#### To do
Output all the material that follows, exactly as given.

Extracted records:
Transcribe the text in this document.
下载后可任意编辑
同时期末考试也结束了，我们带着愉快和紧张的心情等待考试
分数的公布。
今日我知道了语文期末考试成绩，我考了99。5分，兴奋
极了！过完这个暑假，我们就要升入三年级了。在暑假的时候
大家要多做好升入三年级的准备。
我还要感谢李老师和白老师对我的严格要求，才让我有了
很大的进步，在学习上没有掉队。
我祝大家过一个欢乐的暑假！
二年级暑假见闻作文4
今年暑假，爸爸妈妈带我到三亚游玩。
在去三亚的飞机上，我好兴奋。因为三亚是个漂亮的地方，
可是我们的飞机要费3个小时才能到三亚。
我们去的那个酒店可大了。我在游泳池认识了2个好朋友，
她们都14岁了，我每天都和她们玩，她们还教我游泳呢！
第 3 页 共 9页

#### Output below
Transcribe the text in this document.
下载后可任意编辑
同时期末考试也结束了，我们带着愉快和紧张的心情等待考试
分数的公布。
今日我知道了语文期末考试成绩，我考了99。5分，兴奋
极了！过完这个暑假，我们就要升入三年级了。在暑假的时候
大家要多做好升入三年级的准备。
我还要感谢李老师和白老师对我的严格要求，才让我有了
很大的进步，在学习上没有掉队。
我祝大家过一个欢乐的暑假！
二年级暑假见闻作文4
今年暑假，爸爸妈妈带我到三亚游玩。
在去三亚的飞机上，我好兴奋。因为三亚是个漂亮的地方，
可是我们的飞机要费3个小时才能到三亚。
我们去的那个酒店可大了。我在游泳池认识了2个好朋友，
她们都14岁了，我每天都和她们玩，她们还教我游泳呢！
第 3 页 共 9页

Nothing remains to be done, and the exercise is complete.